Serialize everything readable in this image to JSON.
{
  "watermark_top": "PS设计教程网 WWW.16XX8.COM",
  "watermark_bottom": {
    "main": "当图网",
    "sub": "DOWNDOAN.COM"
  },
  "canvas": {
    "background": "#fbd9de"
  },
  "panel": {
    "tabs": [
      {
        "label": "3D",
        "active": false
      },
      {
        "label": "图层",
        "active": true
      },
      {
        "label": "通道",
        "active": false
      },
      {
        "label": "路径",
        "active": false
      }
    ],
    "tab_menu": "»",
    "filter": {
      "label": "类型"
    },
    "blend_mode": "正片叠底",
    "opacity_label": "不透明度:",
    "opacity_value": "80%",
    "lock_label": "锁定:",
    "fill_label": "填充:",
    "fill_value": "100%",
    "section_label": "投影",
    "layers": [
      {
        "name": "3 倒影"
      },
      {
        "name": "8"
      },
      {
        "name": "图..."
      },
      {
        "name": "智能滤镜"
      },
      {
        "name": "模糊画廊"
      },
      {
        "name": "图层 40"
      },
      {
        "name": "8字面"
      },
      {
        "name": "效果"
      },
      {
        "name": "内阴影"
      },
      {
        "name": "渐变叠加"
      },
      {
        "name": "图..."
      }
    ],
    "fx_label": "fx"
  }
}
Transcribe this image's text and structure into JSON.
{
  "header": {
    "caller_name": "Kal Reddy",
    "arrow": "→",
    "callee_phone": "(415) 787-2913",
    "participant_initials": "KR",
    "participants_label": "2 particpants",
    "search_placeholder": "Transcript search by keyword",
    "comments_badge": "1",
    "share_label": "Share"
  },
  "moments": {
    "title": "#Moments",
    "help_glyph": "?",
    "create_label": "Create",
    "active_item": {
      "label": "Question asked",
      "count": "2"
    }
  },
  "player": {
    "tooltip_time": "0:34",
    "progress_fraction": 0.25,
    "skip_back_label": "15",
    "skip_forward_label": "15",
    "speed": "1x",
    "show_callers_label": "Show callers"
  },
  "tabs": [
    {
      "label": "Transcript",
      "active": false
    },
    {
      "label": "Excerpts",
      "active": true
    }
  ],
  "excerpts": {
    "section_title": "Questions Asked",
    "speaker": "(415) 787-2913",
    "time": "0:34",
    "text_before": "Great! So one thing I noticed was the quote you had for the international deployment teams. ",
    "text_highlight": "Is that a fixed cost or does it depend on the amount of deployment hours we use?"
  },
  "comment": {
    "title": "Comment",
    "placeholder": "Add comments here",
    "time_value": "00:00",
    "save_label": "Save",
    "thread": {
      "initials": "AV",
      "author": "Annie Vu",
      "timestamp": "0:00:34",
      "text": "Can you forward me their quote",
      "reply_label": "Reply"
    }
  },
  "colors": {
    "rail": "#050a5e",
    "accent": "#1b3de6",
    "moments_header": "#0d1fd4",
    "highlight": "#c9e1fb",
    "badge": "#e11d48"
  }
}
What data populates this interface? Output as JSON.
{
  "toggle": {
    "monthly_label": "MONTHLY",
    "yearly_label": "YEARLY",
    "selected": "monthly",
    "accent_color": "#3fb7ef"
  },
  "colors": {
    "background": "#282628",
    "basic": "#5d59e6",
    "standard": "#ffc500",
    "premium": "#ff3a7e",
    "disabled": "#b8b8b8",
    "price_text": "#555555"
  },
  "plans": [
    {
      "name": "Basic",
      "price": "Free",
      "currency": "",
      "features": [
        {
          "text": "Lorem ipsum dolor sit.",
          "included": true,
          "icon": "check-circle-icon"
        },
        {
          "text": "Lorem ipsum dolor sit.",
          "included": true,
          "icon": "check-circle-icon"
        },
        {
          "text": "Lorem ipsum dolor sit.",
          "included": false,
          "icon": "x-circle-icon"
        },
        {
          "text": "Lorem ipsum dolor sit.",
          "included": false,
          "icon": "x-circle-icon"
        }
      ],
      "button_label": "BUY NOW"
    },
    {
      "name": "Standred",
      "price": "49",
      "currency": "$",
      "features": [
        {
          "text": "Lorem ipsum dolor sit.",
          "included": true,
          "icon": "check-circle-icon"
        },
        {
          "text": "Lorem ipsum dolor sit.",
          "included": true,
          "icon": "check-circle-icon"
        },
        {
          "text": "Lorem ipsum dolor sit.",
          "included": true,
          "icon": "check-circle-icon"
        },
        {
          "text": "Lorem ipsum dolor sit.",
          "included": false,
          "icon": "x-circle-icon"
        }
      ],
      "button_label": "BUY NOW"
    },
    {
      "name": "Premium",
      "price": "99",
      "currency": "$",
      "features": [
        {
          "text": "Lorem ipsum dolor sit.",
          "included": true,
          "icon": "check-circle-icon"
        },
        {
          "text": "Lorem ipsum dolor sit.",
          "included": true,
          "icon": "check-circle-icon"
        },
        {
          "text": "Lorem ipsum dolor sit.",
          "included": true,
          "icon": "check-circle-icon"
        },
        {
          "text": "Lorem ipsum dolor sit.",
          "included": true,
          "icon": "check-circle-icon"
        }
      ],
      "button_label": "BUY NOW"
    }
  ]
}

== == ==

To do: Every record shown above should be written out again exactly.

Solution to this problem:
Serialize everything readable in this image to JSON.
{
  "watermark_top": "PS设计教程网 WWW.16XX8.COM",
  "watermark_bottom": {
    "main": "当图网",
    "sub": "DOWNDOAN.COM"
  },
  "canvas": {
    "background": "#fbd9de"
  },
  "panel": {
    "tabs": [
      {
        "label": "3D",
        "active": false
      },
      {
        "label": "图层",
        "active": true
      },
      {
        "label": "通道",
        "active": false
      },
      {
        "label": "路径",
        "active": false
      }
    ],
    "tab_menu": "»",
    "filter": {
      "label": "类型"
    },
    "blend_mode": "正片叠底",
    "opacity_label": "不透明度:",
    "opacity_value": "80%",
    "lock_label": "锁定:",
    "fill_label": "填充:",
    "fill_value": "100%",
    "section_label": "投影",
    "layers": [
      {
        "name": "3 倒影"
      },
      {
        "name": "8"
      },
      {
        "name": "图..."
      },
      {
        "name": "智能滤镜"
      },
      {
        "name": "模糊画廊"
      },
      {
        "name": "图层 40"
      },
      {
        "name": "8字面"
      },
      {
        "name": "效果"
      },
      {
        "name": "内阴影"
      },
      {
        "name": "渐变叠加"
      },
      {
        "name": "图..."
      }
    ],
    "fx_label": "fx"
  }
}
Transcribe this image's text and structure into JSON.
{
  "header": {
    "caller_name": "Kal Reddy",
    "arrow": "→",
    "callee_phone": "(415) 787-2913",
    "participant_initials": "KR",
    "participants_label": "2 particpants",
    "search_placeholder": "Transcript search by keyword",
    "comments_badge": "1",
    "share_label": "Share"
  },
  "moments": {
    "title": "#Moments",
    "help_glyph": "?",
    "create_label": "Create",
    "active_item": {
      "label": "Question asked",
      "count": "2"
    }
  },
  "player": {
    "tooltip_time": "0:34",
    "progress_fraction": 0.25,
    "skip_back_label": "15",
    "skip_forward_label": "15",
    "speed": "1x",
    "show_callers_label": "Show callers"
  },
  "tabs": [
    {
      "label": "Transcript",
      "active": false
    },
    {
      "label": "Excerpts",
      "active": true
    }
  ],
  "excerpts": {
    "section_title": "Questions Asked",
    "speaker": "(415) 787-2913",
    "time": "0:34",
    "text_before": "Great! So one thing I noticed was the quote you had for the international deployment teams. ",
    "text_highlight": "Is that a fixed cost or does it depend on the amount of deployment hours we use?"
  },
  "comment": {
    "title": "Comment",
    "placeholder": "Add comments here",
    "time_value": "00:00",
    "save_label": "Save",
    "thread": {
      "initials": "AV",
      "author": "Annie Vu",
      "timestamp": "0:00:34",
      "text": "Can you forward me their quote",
      "reply_label": "Reply"
    }
  },
  "colors": {
    "rail": "#050a5e",
    "accent": "#1b3de6",
    "moments_header": "#0d1fd4",
    "highlight": "#c9e1fb",
    "badge": "#e11d48"
  }
}
What data populates this interface? Output as JSON.
{
  "toggle": {
    "monthly_label": "MONTHLY",
    "yearly_label": "YEARLY",
    "selected": "monthly",
    "accent_color": "#3fb7ef"
  },
  "colors": {
    "background": "#282628",
    "basic": "#5d59e6",
    "standard": "#ffc500",
    "premium": "#ff3a7e",
    "disabled": "#b8b8b8",
    "price_text": "#555555"
  },
  "plans": [
    {
      "name": "Basic",
      "price": "Free",
      "currency": "",
      "features": [
        {
          "text": "Lorem ipsum dolor sit.",
          "included": true,
          "icon": "check-circle-icon"
        },
        {
          "text": "Lorem ipsum dolor sit.",
          "included": true,
          "icon": "check-circle-icon"
        },
        {
          "text": "Lorem ipsum dolor sit.",
          "included": false,
          "icon": "x-circle-icon"
        },
        {
          "text": "Lorem ipsum dolor sit.",
          "included": false,
          "icon": "x-circle-icon"
        }
      ],
      "button_label": "BUY NOW"
    },
    {
      "name": "Standred",
      "price": "49",
      "currency": "$",
      "features": [
        {
          "text": "Lorem ipsum dolor sit.",
          "included": true,
          "icon": "check-circle-icon"
        },
        {
          "text": "Lorem ipsum dolor sit.",
          "included": true,
          "icon": "check-circle-icon"
        },
        {
          "text": "Lorem ipsum dolor sit.",
          "included": true,
          "icon": "check-circle-icon"
        },
        {
          "text": "Lorem ipsum dolor sit.",
          "included": false,
          "icon": "x-circle-icon"
        }
      ],
      "button_label": "BUY NOW"
    },
    {
      "name": "Premium",
      "price": "99",
      "currency": "$",
      "features": [
        {
          "text": "Lorem ipsum dolor sit.",
          "included": true,
          "icon": "check-circle-icon"
        },
        {
          "text": "Lorem ipsum dolor sit.",
          "included": true,
          "icon": "check-circle-icon"
        },
        {
          "text": "Lorem ipsum dolor sit.",
          "included": true,
          "icon": "check-circle-icon"
        },
        {
          "text": "Lorem ipsum dolor sit.",
          "included": true,
          "icon": "check-circle-icon"
        }
      ],
      "button_label": "BUY NOW"
    }
  ]
}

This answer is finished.